## Given exercise 1
Translate this sentence from the passage on Larsson's career into Spanish: "Larsson joined the company and moved to Minneapolis."

By contrast, adjusting to life in the United States was much easier than he had expected, although he imagines his first-year professors were puzzled by his English, which, although fluent, reflected British usage.
Larsson was with Management Horizons from 1970 to 1974, the early days of what quickly became one of the premier marketing consulting and research firms in the country. In addition to Doody, the company's principals included William Davidson and Roger Blackwell, both noted OSU marketing professors.
The firm's orientation toward retail marketing gave Larsson a broad familiarity with the industry and with other channels of distribution. He also worked on the retailing revolution that was remaking the industry in the United States as well as Europe.
In the course of his work he met numerous executives of retail, wholesale and manufacturing firms. One of those encounters resulted in his return to retailing. "On one tour I met executives of Gabbert's Furniture and Design Studio, which had two large stores, one in Minneapolis and one in Dallas," Larsson recalls. "We talked about emerging lifestyles, because they were starting a new division called Room and Board that was geared to the young baby boomers."
Larsson joined the company and moved to Minneapolis. After four years at Management Horizons he felt he had learned a good deal, and he wanted to test his knowledge. He says that he also felt the pull of retailing.
In Minneapolis he subsequently accepted an offer from General Mills Inc., which owned such chains as Eddie Bauer and Talbots. Larsson conducted strategic planning for the retail businesses and worked on other acquisitions before joining Big Lots' predecessor, Consolidated Stores Corp.
Having experience in both worlds, Larsson notes that companies that use consultants wisely can benefit in many different ways, either from the consultants' broader and deeper knowledge of best practices or from specialized talent for a task or from a particular research methodology.
"Consultants can also help organizations manage change," he adds. "But they don't replace management's responsibility. Management has to take ownership of the recommendations and effect the changes; consultants can't do that."

Stored dataset entries:
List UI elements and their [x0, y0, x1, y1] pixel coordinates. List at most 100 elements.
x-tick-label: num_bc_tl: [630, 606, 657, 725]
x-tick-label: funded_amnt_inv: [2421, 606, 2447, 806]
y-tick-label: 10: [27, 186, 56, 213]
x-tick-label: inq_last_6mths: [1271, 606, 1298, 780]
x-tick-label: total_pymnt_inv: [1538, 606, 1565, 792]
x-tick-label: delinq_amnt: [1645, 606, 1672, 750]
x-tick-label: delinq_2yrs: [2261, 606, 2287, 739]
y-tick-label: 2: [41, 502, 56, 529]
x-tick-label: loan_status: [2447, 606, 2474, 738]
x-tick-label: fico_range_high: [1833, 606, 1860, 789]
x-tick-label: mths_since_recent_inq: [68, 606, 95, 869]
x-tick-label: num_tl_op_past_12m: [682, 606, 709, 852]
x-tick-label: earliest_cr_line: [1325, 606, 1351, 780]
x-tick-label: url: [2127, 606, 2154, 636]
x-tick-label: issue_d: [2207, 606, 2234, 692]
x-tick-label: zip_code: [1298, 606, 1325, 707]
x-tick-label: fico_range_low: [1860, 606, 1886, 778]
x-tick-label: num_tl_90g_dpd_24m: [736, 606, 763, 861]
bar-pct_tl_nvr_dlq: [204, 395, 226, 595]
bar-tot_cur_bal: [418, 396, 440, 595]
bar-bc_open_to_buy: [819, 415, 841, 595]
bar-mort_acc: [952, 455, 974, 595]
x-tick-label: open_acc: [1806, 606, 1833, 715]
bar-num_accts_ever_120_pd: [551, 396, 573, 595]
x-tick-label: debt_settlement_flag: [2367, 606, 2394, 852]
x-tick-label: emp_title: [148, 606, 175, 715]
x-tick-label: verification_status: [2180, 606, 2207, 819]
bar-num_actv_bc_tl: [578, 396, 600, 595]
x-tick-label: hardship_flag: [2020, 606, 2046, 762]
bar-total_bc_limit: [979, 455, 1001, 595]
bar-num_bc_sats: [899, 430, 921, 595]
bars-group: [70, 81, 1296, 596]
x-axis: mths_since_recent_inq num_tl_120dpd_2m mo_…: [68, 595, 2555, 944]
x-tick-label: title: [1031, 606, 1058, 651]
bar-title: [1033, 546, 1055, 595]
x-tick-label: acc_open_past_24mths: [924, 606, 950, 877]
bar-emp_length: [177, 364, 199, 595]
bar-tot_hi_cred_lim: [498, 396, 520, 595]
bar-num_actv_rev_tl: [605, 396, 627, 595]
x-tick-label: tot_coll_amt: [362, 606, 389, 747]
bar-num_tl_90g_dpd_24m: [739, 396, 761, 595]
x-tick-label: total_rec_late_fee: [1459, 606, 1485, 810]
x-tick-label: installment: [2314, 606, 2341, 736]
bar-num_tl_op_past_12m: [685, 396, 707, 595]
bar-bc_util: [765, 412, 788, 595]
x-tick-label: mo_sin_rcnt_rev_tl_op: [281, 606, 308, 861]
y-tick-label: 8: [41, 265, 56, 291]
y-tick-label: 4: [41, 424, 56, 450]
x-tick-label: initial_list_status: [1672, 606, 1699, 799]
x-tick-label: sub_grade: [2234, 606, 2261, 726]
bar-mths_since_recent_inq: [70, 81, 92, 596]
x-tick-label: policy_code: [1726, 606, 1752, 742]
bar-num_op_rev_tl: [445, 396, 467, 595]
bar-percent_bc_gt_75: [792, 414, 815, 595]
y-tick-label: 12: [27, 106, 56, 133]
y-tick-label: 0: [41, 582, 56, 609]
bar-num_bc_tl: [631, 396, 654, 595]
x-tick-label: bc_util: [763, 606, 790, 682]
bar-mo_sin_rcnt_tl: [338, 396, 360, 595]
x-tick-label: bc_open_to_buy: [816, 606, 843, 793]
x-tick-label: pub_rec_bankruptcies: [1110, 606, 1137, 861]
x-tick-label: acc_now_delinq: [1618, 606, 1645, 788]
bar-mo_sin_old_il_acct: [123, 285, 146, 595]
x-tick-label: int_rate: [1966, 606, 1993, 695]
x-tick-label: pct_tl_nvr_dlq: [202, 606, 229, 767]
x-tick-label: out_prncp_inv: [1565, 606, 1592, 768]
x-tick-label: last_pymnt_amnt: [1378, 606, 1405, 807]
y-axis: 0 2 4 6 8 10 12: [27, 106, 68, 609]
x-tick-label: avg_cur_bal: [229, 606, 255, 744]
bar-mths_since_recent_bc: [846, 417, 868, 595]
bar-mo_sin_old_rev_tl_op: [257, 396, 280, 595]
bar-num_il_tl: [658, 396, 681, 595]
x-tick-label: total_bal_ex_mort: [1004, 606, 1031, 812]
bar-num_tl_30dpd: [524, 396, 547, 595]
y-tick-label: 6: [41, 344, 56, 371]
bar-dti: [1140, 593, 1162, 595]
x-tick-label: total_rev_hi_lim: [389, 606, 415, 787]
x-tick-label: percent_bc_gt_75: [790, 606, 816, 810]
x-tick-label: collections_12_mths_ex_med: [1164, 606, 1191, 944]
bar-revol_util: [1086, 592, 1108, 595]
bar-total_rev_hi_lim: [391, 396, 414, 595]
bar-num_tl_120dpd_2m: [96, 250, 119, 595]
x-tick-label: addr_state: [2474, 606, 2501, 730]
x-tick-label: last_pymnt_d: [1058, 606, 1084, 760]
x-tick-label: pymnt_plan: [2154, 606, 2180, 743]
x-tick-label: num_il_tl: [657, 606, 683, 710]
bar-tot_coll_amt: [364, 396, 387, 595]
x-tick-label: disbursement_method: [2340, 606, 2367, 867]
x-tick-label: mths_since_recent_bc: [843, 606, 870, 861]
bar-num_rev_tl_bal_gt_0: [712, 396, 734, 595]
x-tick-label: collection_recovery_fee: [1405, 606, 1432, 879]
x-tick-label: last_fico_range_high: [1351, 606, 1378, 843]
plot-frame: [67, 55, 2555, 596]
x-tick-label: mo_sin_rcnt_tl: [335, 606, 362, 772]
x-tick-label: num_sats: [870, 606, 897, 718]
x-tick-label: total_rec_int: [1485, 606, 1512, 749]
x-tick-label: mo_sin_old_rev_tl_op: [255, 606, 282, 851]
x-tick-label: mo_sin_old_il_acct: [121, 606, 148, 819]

## Given exercise 2
Update the stretch of entries from the first line through the line containing "x-tick-label: verification_status: [2180, 606, 2207, 819]" by replacing "delinq_amnt" with "delinquent_amount" and leaving all else unchanged. Return only those lines.

## Answer 1
Larsson se unió a la empresa y se mudó a Minneapolis.

## Answer 2
List UI elements and their [x0, y0, x1, y1] pixel coordinates. List at most 100 elements.
x-tick-label: num_bc_tl: [630, 606, 657, 725]
x-tick-label: funded_amnt_inv: [2421, 606, 2447, 806]
y-tick-label: 10: [27, 186, 56, 213]
x-tick-label: inq_last_6mths: [1271, 606, 1298, 780]
x-tick-label: total_pymnt_inv: [1538, 606, 1565, 792]
x-tick-label: delinquent_amount: [1645, 606, 1672, 750]
x-tick-label: delinq_2yrs: [2261, 606, 2287, 739]
y-tick-label: 2: [41, 502, 56, 529]
x-tick-label: loan_status: [2447, 606, 2474, 738]
x-tick-label: fico_range_high: [1833, 606, 1860, 789]
x-tick-label: mths_since_recent_inq: [68, 606, 95, 869]
x-tick-label: num_tl_op_past_12m: [682, 606, 709, 852]
x-tick-label: earliest_cr_line: [1325, 606, 1351, 780]
x-tick-label: url: [2127, 606, 2154, 636]
x-tick-label: issue_d: [2207, 606, 2234, 692]
x-tick-label: zip_code: [1298, 606, 1325, 707]
x-tick-label: fico_range_low: [1860, 606, 1886, 778]
x-tick-label: num_tl_90g_dpd_24m: [736, 606, 763, 861]
bar-pct_tl_nvr_dlq: [204, 395, 226, 595]
bar-tot_cur_bal: [418, 396, 440, 595]
bar-bc_open_to_buy: [819, 415, 841, 595]
bar-mort_acc: [952, 455, 974, 595]
x-tick-label: open_acc: [1806, 606, 1833, 715]
bar-num_accts_ever_120_pd: [551, 396, 573, 595]
x-tick-label: debt_settlement_flag: [2367, 606, 2394, 852]
x-tick-label: emp_title: [148, 606, 175, 715]
x-tick-label: verification_status: [2180, 606, 2207, 819]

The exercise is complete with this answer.